Stated problem: Copy out the lines of the listing word for word, starting at the line that contains "minimize-button[interactable] (724, 2, 743, 20)" and ending at the line that contains "textarea-text: Voilà ,vous", with both of those lines included.

___ Entries provided

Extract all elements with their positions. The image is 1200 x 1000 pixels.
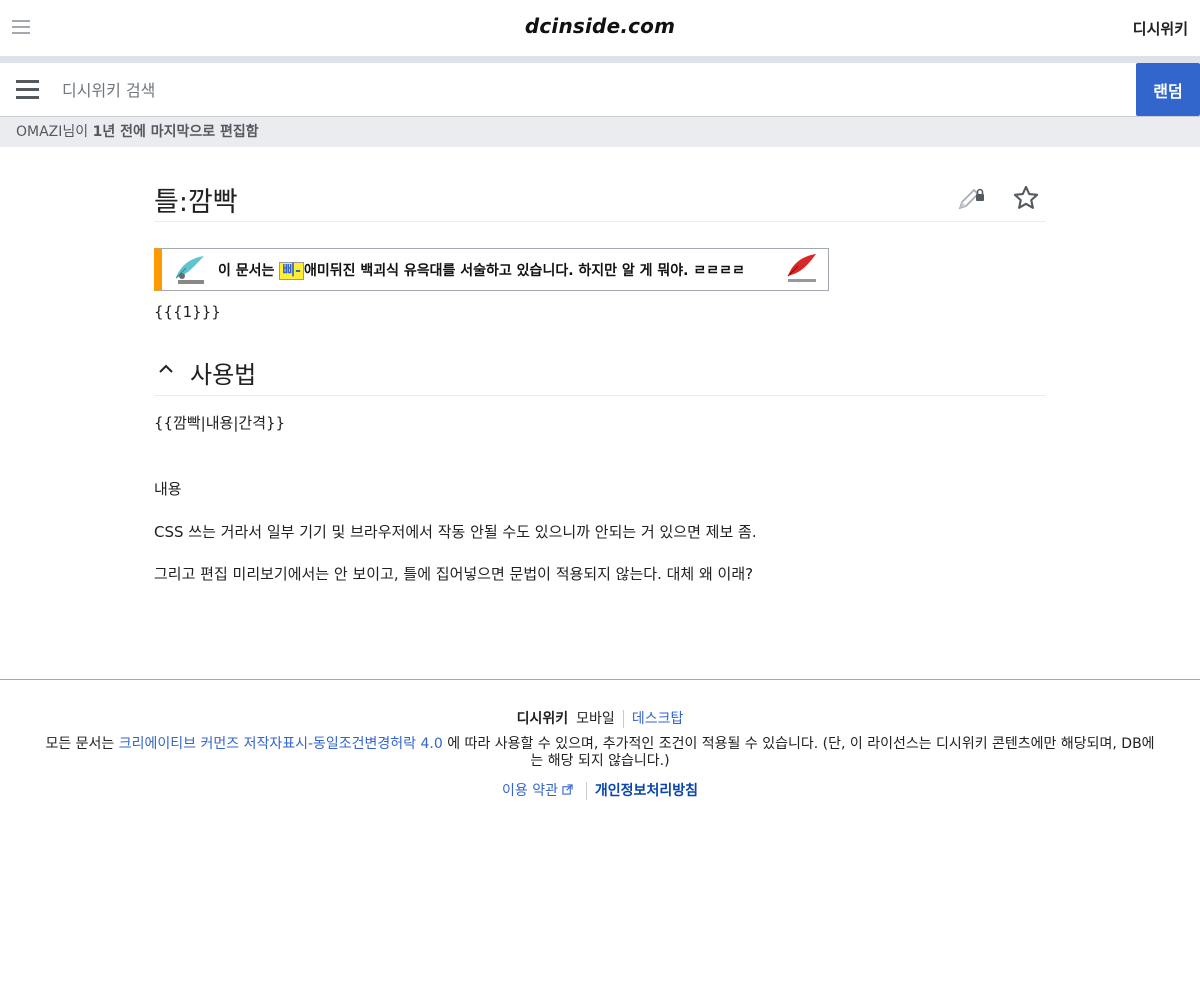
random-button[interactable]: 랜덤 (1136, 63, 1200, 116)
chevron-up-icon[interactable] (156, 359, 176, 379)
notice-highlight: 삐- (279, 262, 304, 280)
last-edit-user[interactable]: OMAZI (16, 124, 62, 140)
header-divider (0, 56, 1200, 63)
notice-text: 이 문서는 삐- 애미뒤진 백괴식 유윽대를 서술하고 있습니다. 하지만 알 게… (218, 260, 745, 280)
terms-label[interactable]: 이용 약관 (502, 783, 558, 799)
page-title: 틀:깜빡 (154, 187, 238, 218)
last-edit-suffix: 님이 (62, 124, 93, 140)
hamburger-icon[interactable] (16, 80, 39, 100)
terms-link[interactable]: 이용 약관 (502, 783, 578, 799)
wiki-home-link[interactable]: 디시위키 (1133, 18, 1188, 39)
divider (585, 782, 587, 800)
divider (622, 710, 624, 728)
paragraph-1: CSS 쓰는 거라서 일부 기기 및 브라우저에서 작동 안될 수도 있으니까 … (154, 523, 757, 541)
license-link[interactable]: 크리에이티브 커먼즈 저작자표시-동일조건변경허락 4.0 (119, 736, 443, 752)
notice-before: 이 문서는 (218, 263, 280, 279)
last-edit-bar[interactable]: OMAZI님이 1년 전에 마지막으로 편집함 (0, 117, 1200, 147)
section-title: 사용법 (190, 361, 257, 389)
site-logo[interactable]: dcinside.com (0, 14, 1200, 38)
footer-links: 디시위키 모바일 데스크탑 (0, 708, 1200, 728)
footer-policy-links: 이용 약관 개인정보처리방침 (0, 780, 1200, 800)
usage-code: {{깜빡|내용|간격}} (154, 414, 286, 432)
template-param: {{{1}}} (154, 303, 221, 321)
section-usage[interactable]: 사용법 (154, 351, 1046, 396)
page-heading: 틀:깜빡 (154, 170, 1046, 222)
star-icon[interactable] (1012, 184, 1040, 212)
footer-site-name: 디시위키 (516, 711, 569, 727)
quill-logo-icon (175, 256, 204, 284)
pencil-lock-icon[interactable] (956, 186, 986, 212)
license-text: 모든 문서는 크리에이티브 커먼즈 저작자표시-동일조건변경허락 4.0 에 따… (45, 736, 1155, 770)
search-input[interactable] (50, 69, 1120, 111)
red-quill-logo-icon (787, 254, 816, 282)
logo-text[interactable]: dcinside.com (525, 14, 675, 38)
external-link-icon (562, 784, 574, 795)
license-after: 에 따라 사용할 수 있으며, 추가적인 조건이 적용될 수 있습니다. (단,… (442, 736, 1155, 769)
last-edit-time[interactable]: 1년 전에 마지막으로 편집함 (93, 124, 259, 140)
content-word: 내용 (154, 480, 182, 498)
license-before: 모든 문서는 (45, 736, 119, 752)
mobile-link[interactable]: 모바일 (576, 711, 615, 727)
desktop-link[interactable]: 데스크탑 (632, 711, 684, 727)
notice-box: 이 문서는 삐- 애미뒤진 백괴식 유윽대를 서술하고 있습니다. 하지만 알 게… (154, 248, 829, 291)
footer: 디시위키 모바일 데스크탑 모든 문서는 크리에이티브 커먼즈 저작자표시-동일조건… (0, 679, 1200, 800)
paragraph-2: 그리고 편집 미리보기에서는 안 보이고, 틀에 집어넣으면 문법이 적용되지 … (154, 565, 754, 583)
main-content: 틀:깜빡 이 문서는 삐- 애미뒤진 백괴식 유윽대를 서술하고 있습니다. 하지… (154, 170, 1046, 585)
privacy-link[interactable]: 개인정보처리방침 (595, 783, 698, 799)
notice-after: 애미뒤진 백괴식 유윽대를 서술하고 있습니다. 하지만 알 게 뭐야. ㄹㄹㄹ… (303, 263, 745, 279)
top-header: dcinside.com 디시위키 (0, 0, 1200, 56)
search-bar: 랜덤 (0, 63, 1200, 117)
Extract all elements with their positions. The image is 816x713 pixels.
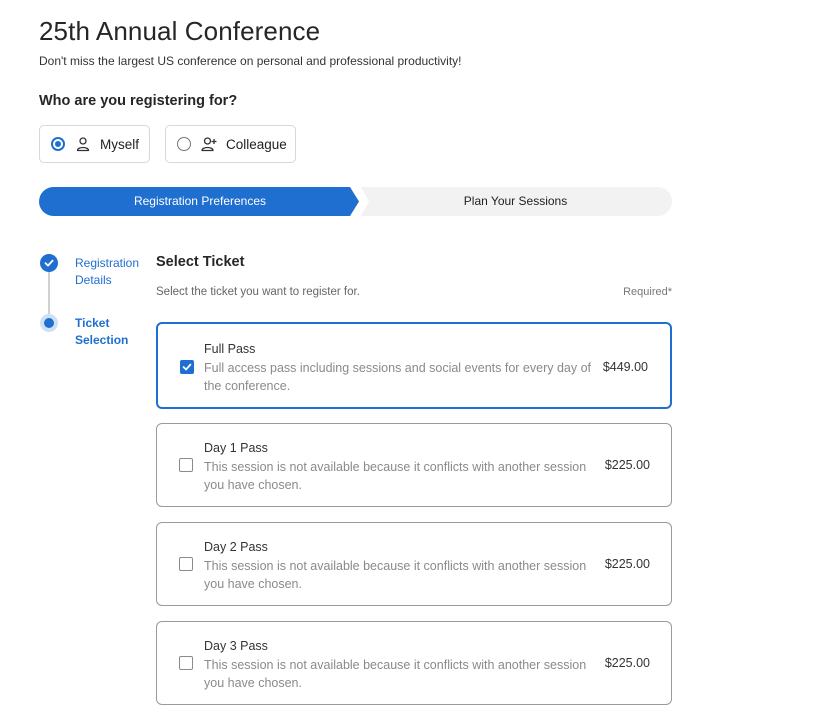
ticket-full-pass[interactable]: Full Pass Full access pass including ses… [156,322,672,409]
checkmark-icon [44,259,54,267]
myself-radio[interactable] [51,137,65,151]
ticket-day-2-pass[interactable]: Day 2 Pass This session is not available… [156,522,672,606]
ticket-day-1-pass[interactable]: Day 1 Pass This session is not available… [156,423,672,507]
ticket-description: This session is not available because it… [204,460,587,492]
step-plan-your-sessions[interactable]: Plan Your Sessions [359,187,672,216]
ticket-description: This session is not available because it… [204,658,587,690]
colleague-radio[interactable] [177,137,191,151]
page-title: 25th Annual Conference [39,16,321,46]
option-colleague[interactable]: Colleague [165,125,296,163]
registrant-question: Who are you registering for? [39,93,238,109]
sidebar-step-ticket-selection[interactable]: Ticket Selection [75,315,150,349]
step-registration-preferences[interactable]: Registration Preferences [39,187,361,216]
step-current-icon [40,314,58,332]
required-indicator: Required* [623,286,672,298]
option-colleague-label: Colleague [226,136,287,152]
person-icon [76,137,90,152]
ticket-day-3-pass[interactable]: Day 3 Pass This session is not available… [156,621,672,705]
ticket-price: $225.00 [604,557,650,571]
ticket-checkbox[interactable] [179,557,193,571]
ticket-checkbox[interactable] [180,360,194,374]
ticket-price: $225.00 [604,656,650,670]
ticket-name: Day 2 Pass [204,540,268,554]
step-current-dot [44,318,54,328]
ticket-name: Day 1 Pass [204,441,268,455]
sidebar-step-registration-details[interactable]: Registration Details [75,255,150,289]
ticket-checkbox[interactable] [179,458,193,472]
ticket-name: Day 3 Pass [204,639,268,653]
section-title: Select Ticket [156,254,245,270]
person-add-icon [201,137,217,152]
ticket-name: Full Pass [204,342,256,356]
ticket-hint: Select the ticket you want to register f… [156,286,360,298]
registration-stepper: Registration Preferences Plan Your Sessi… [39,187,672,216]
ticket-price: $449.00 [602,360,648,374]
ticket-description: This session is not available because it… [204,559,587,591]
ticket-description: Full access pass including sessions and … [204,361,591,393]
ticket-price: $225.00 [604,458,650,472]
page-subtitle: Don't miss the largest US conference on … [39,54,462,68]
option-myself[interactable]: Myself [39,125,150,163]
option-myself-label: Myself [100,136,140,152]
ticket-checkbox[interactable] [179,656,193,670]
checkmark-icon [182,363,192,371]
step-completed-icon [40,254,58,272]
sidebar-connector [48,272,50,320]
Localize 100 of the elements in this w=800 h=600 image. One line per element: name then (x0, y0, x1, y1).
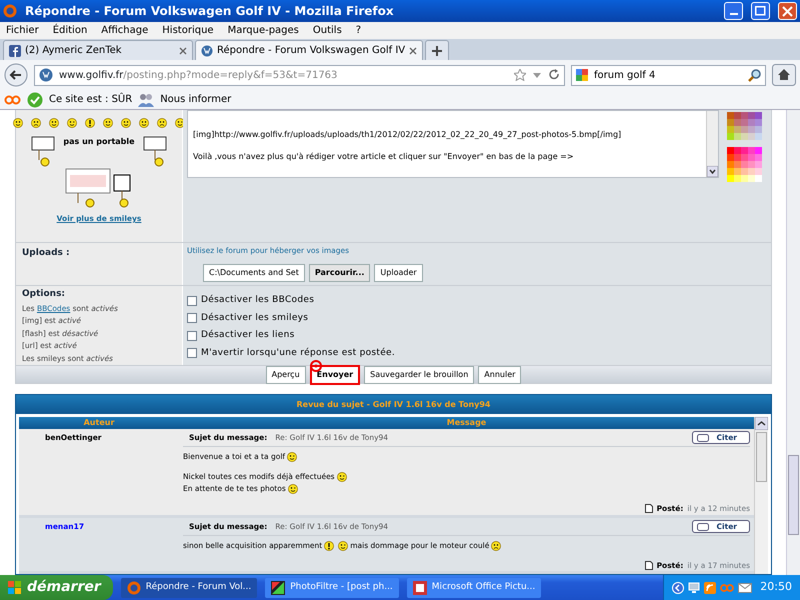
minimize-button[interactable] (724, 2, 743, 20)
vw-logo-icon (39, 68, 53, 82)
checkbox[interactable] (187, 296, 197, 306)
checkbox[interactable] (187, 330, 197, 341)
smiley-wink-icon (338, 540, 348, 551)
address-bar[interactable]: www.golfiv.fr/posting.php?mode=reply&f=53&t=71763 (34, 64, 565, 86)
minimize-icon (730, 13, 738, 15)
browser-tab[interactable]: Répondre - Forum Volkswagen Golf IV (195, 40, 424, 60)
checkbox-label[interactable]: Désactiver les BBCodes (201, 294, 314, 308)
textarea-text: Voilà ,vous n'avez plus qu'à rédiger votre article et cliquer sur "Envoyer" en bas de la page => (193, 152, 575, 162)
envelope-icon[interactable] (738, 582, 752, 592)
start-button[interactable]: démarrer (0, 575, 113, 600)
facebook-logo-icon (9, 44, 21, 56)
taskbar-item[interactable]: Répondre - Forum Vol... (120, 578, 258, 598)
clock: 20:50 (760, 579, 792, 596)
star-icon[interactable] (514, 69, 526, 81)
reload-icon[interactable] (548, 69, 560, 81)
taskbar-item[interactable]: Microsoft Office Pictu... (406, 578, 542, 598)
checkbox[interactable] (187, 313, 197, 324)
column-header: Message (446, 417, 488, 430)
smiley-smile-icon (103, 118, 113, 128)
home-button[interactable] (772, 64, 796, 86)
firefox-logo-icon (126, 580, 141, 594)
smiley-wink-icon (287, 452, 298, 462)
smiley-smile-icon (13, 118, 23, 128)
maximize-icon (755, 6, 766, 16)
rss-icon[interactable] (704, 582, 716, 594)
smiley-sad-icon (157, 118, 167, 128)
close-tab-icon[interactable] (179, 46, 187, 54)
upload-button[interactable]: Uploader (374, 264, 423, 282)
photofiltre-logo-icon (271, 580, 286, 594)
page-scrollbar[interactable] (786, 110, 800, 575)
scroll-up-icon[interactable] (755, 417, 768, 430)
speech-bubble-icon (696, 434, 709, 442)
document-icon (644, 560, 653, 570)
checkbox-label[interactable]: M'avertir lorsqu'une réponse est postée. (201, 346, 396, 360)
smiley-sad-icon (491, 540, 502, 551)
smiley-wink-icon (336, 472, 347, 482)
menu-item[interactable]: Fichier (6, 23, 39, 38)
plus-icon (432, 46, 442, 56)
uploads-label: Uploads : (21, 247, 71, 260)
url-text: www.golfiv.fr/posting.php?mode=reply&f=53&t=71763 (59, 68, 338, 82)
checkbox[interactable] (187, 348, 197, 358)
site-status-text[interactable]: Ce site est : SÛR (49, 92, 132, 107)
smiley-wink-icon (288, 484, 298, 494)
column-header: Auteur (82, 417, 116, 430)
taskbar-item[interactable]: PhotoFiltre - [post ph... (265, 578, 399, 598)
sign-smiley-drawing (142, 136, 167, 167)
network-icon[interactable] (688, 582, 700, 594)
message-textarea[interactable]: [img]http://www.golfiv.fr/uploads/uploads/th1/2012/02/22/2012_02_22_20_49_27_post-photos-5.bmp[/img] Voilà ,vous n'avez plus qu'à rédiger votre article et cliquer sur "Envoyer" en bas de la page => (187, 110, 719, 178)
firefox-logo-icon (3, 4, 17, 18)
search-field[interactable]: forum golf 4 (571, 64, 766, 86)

______

Completed task:
minimize-button[interactable] (724, 2, 743, 20)
vw-logo-icon (39, 68, 53, 82)
checkbox[interactable] (187, 296, 197, 306)
checkbox[interactable] (187, 330, 197, 341)
smiley-wink-icon (338, 540, 348, 551)
address-bar[interactable]: www.golfiv.fr/posting.php?mode=reply&f=53&t=71763 (34, 64, 565, 86)
minimize-icon (730, 13, 738, 15)
browser-tab[interactable]: Répondre - Forum Volkswagen Golf IV (195, 40, 424, 60)
checkbox-label[interactable]: Désactiver les BBCodes (201, 294, 314, 308)
textarea-text: Voilà ,vous n'avez plus qu'à rédiger votre article et cliquer sur "Envoyer" en bas de la page => (193, 152, 575, 162)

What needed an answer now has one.